## Start
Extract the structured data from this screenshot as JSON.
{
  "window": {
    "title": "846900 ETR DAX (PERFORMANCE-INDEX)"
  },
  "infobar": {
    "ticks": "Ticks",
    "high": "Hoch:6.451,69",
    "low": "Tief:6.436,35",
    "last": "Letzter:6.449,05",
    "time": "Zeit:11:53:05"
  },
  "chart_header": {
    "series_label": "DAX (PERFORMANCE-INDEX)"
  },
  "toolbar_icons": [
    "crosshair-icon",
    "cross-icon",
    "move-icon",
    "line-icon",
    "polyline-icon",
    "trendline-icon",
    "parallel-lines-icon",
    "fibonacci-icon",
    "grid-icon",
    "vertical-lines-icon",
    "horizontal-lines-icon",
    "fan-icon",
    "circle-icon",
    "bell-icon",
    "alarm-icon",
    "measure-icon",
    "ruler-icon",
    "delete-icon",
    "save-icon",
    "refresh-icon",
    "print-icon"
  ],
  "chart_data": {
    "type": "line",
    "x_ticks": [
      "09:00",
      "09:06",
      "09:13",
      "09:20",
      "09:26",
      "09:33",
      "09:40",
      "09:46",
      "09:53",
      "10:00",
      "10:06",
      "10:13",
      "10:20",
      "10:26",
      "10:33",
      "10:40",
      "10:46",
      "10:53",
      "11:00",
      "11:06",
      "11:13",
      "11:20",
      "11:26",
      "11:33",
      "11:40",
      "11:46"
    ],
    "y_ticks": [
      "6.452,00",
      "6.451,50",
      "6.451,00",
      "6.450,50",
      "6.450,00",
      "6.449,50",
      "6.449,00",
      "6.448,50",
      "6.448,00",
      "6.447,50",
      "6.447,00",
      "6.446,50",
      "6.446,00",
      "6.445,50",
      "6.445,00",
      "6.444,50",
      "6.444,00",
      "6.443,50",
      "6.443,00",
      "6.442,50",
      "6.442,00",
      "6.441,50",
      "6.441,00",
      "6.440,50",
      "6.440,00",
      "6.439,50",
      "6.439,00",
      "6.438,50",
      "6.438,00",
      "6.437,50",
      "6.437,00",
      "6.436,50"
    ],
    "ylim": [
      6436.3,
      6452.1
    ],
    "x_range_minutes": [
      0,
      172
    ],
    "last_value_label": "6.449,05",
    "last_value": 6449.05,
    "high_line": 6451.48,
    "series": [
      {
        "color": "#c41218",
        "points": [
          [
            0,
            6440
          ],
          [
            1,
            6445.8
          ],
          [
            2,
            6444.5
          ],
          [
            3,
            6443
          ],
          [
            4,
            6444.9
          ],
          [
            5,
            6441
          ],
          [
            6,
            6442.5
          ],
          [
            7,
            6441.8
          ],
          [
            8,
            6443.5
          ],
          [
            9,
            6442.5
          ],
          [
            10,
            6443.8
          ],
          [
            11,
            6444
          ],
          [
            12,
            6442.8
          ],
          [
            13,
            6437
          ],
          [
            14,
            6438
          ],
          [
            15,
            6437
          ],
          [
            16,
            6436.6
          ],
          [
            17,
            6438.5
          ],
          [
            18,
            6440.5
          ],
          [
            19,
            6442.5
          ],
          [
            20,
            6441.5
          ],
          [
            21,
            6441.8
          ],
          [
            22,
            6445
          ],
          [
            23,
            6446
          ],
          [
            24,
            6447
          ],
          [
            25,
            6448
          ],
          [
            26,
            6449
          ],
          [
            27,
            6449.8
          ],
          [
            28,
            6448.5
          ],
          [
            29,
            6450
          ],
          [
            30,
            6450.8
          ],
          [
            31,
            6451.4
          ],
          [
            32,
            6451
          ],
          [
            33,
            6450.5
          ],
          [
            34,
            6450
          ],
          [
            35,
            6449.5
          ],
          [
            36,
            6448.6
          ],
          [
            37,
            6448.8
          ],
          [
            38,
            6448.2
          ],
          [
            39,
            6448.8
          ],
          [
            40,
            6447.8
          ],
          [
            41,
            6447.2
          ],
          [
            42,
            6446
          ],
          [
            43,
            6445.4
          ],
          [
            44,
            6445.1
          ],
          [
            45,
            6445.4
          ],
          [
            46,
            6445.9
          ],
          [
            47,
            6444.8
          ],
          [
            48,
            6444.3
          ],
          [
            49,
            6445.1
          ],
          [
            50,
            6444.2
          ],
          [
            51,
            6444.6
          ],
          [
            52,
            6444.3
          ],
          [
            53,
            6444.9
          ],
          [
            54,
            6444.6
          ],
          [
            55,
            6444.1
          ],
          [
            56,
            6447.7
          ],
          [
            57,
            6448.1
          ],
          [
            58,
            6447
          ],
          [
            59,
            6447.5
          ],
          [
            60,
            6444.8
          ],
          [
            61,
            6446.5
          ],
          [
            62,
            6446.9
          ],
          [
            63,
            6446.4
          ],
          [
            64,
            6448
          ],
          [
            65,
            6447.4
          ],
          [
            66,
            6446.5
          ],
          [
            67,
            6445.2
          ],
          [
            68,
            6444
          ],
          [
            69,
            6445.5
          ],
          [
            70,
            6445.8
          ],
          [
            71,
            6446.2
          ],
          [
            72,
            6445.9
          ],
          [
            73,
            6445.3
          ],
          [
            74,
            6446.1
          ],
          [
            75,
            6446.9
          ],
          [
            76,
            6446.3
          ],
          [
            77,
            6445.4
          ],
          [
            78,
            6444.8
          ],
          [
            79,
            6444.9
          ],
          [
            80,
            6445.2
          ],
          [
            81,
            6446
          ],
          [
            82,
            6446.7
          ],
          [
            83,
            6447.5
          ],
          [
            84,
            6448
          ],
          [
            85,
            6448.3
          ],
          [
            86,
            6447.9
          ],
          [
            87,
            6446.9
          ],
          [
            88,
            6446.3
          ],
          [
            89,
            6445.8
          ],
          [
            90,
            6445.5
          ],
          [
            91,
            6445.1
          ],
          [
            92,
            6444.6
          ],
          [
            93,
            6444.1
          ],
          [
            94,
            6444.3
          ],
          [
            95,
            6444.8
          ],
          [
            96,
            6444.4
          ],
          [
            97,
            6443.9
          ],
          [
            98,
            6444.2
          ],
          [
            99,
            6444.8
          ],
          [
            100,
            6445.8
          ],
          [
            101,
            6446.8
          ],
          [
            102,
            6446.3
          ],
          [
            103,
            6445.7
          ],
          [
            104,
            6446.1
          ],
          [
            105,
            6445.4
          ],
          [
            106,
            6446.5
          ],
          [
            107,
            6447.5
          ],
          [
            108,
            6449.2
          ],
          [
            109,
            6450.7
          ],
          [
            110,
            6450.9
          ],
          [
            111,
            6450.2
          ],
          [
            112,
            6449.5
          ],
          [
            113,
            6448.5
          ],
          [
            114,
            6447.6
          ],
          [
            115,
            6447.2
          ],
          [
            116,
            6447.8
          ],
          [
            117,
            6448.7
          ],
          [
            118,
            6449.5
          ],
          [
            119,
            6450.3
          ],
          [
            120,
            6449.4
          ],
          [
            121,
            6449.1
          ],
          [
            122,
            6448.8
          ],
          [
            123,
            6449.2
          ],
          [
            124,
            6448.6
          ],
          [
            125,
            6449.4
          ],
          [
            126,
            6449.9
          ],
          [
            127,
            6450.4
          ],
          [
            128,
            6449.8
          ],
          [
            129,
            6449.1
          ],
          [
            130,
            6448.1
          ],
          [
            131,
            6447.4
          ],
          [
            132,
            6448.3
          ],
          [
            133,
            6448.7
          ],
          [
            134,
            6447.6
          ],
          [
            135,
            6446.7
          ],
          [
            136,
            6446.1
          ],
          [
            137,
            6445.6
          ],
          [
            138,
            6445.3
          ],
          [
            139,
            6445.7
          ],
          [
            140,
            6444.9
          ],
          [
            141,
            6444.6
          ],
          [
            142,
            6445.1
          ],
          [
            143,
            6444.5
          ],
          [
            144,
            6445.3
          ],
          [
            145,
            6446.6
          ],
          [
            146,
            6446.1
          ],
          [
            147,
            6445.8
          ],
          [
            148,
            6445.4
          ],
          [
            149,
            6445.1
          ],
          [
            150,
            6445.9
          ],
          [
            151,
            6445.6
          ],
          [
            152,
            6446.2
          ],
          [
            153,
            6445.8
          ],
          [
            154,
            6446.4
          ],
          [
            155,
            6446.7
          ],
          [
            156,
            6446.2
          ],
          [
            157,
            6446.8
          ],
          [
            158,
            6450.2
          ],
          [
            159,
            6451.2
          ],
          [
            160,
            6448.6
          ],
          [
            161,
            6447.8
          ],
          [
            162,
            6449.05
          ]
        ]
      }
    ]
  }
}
## End
__Problem statement__:
Search the data for "lines". Copy every line that has it.

__Task answer__:
    "parallel-lines-icon",
    "vertical-lines-icon",
    "horizontal-lines-icon",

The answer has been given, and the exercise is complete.